# Exercise prompt
A faithful copy of the entire listing is what is needed.

# Data extracts
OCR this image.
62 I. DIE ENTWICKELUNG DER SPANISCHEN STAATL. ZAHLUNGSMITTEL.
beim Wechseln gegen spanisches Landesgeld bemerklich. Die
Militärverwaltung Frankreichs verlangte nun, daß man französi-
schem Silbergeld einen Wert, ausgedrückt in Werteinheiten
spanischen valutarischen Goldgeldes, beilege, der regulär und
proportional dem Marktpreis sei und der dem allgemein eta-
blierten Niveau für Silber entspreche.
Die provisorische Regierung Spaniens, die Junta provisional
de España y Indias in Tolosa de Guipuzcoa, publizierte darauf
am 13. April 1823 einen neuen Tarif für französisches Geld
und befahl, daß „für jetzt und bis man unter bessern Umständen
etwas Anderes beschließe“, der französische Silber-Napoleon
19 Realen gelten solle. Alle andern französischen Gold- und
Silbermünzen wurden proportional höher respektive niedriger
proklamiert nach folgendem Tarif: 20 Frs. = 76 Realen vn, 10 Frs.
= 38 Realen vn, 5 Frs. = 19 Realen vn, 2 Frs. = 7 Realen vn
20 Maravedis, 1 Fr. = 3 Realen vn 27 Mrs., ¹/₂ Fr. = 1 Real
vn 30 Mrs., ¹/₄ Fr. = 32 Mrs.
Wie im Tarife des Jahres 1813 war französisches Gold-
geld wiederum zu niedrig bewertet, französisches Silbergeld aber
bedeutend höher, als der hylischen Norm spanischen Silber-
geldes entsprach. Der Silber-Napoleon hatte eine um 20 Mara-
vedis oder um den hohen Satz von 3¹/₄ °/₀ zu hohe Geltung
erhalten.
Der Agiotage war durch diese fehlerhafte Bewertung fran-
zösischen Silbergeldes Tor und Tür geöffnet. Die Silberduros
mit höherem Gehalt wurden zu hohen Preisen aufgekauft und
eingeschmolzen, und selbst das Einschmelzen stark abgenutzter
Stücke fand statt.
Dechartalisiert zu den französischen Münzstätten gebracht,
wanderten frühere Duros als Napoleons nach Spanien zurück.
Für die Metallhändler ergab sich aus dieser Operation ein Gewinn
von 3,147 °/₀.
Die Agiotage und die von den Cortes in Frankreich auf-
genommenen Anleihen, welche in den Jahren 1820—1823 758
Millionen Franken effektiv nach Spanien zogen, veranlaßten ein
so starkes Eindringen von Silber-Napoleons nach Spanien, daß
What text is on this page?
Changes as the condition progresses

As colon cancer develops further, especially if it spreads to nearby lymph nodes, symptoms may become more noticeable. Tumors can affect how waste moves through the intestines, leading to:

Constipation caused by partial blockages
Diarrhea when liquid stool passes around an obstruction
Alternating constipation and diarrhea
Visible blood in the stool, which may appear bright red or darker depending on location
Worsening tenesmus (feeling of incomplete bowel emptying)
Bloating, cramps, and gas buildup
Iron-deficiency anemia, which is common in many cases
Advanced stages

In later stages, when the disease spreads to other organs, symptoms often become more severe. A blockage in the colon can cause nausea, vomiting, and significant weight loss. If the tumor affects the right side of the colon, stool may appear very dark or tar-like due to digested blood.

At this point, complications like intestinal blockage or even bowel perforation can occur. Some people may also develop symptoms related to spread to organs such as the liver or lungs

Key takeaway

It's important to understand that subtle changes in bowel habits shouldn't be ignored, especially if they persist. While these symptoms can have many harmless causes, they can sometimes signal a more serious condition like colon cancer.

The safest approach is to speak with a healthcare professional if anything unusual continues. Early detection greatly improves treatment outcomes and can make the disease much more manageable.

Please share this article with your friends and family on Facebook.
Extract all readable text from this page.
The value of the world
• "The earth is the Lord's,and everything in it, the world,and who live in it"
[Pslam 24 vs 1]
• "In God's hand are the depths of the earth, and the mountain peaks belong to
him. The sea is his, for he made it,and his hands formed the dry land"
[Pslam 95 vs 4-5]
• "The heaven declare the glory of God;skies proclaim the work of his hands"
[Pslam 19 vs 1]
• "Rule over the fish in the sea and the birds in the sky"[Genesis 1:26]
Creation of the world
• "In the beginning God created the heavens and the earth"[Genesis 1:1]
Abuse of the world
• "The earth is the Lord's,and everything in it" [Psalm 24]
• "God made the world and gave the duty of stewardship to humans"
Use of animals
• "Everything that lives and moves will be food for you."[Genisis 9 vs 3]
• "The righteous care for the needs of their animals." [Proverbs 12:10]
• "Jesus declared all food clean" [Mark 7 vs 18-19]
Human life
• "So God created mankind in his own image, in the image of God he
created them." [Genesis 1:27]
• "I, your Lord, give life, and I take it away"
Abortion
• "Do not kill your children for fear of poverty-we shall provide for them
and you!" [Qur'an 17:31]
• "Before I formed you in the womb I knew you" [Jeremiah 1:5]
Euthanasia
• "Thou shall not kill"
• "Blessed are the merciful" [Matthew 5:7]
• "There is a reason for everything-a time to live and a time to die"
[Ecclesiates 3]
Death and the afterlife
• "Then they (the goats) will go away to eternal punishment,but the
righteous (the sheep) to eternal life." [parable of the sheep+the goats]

# Answer section
OCR this image.
62 I. DIE ENTWICKELUNG DER SPANISCHEN STAATL. ZAHLUNGSMITTEL.
beim Wechseln gegen spanisches Landesgeld bemerklich. Die
Militärverwaltung Frankreichs verlangte nun, daß man französi-
schem Silbergeld einen Wert, ausgedrückt in Werteinheiten
spanischen valutarischen Goldgeldes, beilege, der regulär und
proportional dem Marktpreis sei und der dem allgemein eta-
blierten Niveau für Silber entspreche.
Die provisorische Regierung Spaniens, die Junta provisional
de España y Indias in Tolosa de Guipuzcoa, publizierte darauf
am 13. April 1823 einen neuen Tarif für französisches Geld
und befahl, daß „für jetzt und bis man unter bessern Umständen
etwas Anderes beschließe“, der französische Silber-Napoleon
19 Realen gelten solle. Alle andern französischen Gold- und
Silbermünzen wurden proportional höher respektive niedriger
proklamiert nach folgendem Tarif: 20 Frs. = 76 Realen vn, 10 Frs.
= 38 Realen vn, 5 Frs. = 19 Realen vn, 2 Frs. = 7 Realen vn
20 Maravedis, 1 Fr. = 3 Realen vn 27 Mrs., ¹/₂ Fr. = 1 Real
vn 30 Mrs., ¹/₄ Fr. = 32 Mrs.
Wie im Tarife des Jahres 1813 war französisches Gold-
geld wiederum zu niedrig bewertet, französisches Silbergeld aber
bedeutend höher, als der hylischen Norm spanischen Silber-
geldes entsprach. Der Silber-Napoleon hatte eine um 20 Mara-
vedis oder um den hohen Satz von 3¹/₄ °/₀ zu hohe Geltung
erhalten.
Der Agiotage war durch diese fehlerhafte Bewertung fran-
zösischen Silbergeldes Tor und Tür geöffnet. Die Silberduros
mit höherem Gehalt wurden zu hohen Preisen aufgekauft und
eingeschmolzen, und selbst das Einschmelzen stark abgenutzter
Stücke fand statt.
Dechartalisiert zu den französischen Münzstätten gebracht,
wanderten frühere Duros als Napoleons nach Spanien zurück.
Für die Metallhändler ergab sich aus dieser Operation ein Gewinn
von 3,147 °/₀.
Die Agiotage und die von den Cortes in Frankreich auf-
genommenen Anleihen, welche in den Jahren 1820—1823 758
Millionen Franken effektiv nach Spanien zogen, veranlaßten ein
so starkes Eindringen von Silber-Napoleons nach Spanien, daß
What text is on this page?
Changes as the condition progresses

As colon cancer develops further, especially if it spreads to nearby lymph nodes, symptoms may become more noticeable. Tumors can affect how waste moves through the intestines, leading to:

Constipation caused by partial blockages
Diarrhea when liquid stool passes around an obstruction
Alternating constipation and diarrhea
Visible blood in the stool, which may appear bright red or darker depending on location
Worsening tenesmus (feeling of incomplete bowel emptying)
Bloating, cramps, and gas buildup
Iron-deficiency anemia, which is common in many cases
Advanced stages

In later stages, when the disease spreads to other organs, symptoms often become more severe. A blockage in the colon can cause nausea, vomiting, and significant weight loss. If the tumor affects the right side of the colon, stool may appear very dark or tar-like due to digested blood.

At this point, complications like intestinal blockage or even bowel perforation can occur. Some people may also develop symptoms related to spread to organs such as the liver or lungs

Key takeaway

It's important to understand that subtle changes in bowel habits shouldn't be ignored, especially if they persist. While these symptoms can have many harmless causes, they can sometimes signal a more serious condition like colon cancer.

The safest approach is to speak with a healthcare professional if anything unusual continues. Early detection greatly improves treatment outcomes and can make the disease much more manageable.

Please share this article with your friends and family on Facebook.
Extract all readable text from this page.
The value of the world
• "The earth is the Lord's,and everything in it, the world,and who live in it"
[Pslam 24 vs 1]
• "In God's hand are the depths of the earth, and the mountain peaks belong to
him. The sea is his, for he made it,and his hands formed the dry land"
[Pslam 95 vs 4-5]
• "The heaven declare the glory of God;skies proclaim the work of his hands"
[Pslam 19 vs 1]
• "Rule over the fish in the sea and the birds in the sky"[Genesis 1:26]
Creation of the world
• "In the beginning God created the heavens and the earth"[Genesis 1:1]
Abuse of the world
• "The earth is the Lord's,and everything in it" [Psalm 24]
• "God made the world and gave the duty of stewardship to humans"
Use of animals
• "Everything that lives and moves will be food for you."[Genisis 9 vs 3]
• "The righteous care for the needs of their animals." [Proverbs 12:10]
• "Jesus declared all food clean" [Mark 7 vs 18-19]
Human life
• "So God created mankind in his own image, in the image of God he
created them." [Genesis 1:27]
• "I, your Lord, give life, and I take it away"
Abortion
• "Do not kill your children for fear of poverty-we shall provide for them
and you!" [Qur'an 17:31]
• "Before I formed you in the womb I knew you" [Jeremiah 1:5]
Euthanasia
• "Thou shall not kill"
• "Blessed are the merciful" [Matthew 5:7]
• "There is a reason for everything-a time to live and a time to die"
[Ecclesiates 3]
Death and the afterlife
• "Then they (the goats) will go away to eternal punishment,but the
righteous (the sheep) to eternal life." [parable of the sheep+the goats]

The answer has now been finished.